§ **Brief**
Filter the entries below, keeping every line that has the word "data".

>> Begin Records for processing

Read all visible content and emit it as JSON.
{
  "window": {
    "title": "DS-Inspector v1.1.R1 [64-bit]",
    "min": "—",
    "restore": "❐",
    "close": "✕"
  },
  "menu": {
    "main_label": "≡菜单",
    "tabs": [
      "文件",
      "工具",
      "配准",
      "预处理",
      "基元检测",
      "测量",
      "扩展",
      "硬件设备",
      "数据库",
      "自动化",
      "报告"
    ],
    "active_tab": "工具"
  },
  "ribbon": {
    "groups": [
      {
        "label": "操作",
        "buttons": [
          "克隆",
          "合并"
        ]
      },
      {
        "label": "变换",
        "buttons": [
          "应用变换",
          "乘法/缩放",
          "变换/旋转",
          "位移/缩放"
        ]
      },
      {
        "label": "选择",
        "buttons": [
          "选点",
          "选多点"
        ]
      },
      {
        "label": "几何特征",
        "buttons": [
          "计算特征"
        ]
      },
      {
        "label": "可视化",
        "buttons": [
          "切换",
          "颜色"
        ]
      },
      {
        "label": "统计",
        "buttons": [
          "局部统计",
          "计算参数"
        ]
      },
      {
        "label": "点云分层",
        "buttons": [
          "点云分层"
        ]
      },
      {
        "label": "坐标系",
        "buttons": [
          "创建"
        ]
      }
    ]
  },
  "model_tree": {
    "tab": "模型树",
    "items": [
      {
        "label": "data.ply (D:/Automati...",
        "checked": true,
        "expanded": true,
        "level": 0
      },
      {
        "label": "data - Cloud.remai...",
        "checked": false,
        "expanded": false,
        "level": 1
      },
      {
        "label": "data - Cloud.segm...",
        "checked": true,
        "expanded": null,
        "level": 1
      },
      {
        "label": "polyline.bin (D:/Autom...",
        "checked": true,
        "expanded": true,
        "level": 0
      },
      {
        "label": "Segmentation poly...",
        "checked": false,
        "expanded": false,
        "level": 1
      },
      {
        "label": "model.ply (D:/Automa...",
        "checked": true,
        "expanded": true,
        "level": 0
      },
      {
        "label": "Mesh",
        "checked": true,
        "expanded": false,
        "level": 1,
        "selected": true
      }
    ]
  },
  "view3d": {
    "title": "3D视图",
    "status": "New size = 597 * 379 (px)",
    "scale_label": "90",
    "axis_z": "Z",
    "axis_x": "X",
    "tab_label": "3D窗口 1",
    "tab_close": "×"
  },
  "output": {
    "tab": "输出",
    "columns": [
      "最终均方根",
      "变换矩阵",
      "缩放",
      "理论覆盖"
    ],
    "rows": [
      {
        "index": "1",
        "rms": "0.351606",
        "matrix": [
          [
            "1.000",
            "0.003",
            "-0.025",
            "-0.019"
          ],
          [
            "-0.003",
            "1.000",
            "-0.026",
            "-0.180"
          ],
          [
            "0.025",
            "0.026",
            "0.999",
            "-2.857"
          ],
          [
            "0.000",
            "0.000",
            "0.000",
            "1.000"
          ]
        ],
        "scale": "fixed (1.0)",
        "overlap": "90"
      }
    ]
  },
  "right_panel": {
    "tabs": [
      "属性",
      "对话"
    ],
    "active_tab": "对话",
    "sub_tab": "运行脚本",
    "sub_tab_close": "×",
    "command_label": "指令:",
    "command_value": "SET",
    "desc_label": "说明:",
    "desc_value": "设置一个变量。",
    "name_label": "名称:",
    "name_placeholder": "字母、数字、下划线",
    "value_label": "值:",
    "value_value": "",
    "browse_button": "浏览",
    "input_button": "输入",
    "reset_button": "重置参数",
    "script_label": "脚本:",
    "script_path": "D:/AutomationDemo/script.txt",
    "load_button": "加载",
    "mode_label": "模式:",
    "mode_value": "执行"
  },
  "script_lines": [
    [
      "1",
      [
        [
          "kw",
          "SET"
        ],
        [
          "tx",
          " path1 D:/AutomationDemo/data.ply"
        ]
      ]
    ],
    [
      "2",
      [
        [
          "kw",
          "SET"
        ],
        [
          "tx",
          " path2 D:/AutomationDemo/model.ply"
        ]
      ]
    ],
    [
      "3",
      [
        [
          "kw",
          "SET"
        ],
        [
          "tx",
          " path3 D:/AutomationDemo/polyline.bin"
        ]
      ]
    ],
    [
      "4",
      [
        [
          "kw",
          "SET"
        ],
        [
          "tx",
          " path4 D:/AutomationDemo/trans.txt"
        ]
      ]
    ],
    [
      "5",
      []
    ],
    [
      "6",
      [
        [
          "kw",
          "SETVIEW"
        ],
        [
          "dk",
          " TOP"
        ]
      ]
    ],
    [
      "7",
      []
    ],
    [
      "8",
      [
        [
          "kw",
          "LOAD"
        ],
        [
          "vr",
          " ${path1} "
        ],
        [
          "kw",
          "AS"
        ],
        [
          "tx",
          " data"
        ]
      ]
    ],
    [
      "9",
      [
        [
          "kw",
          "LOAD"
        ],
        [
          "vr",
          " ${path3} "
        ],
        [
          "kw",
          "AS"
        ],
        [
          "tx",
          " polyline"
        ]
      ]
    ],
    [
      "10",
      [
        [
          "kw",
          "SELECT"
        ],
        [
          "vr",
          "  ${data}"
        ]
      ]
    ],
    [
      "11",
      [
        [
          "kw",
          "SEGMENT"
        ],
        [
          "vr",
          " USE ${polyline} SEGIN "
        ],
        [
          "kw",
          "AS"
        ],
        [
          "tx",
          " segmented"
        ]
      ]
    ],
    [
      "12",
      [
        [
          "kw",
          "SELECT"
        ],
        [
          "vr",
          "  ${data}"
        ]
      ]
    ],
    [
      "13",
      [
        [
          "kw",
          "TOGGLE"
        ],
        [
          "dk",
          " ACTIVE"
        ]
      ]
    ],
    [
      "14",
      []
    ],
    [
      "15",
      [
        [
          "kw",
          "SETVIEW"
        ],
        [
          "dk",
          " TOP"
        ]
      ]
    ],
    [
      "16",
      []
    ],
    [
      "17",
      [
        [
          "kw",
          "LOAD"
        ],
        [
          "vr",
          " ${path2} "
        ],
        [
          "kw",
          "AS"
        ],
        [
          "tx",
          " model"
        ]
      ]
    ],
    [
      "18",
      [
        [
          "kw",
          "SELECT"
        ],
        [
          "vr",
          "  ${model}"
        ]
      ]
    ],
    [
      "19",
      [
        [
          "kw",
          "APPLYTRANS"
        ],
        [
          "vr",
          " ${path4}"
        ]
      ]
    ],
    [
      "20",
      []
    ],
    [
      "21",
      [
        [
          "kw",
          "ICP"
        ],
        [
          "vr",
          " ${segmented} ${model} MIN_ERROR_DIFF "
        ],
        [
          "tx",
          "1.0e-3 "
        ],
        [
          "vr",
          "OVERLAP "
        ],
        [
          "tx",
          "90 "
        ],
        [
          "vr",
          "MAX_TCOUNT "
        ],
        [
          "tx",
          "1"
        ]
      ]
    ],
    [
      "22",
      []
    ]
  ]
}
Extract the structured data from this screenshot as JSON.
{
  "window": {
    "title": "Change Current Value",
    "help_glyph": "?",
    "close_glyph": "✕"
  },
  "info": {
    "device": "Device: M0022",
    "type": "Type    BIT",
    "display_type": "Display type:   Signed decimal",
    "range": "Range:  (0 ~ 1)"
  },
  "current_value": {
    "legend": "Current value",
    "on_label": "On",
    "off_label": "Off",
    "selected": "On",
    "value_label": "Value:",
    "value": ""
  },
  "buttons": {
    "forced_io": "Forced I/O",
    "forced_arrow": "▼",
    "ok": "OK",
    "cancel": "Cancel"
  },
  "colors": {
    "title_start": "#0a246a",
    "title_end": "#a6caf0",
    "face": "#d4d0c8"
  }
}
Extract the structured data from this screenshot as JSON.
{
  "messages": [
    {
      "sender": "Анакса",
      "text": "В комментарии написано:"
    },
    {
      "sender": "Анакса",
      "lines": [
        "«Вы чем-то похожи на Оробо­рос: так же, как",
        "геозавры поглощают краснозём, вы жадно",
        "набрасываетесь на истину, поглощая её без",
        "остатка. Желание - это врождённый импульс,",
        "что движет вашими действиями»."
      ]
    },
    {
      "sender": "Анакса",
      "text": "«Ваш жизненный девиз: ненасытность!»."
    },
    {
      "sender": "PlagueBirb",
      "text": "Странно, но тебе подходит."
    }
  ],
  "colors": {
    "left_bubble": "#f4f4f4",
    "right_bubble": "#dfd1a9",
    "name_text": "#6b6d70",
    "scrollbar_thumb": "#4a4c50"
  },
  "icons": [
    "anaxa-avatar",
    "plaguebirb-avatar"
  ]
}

>> End Records for processing

§ **Written solution**
        "label": "data.ply (D:/Automati...",
        "label": "data - Cloud.remai...",
        "label": "data - Cloud.segm...",
          " path1 D:/AutomationDemo/data.ply"
          " data"
          "  ${data}"
          "  ${data}"
Extract the structured data from this screenshot as JSON.
Extract the structured data from this screenshot as JSON.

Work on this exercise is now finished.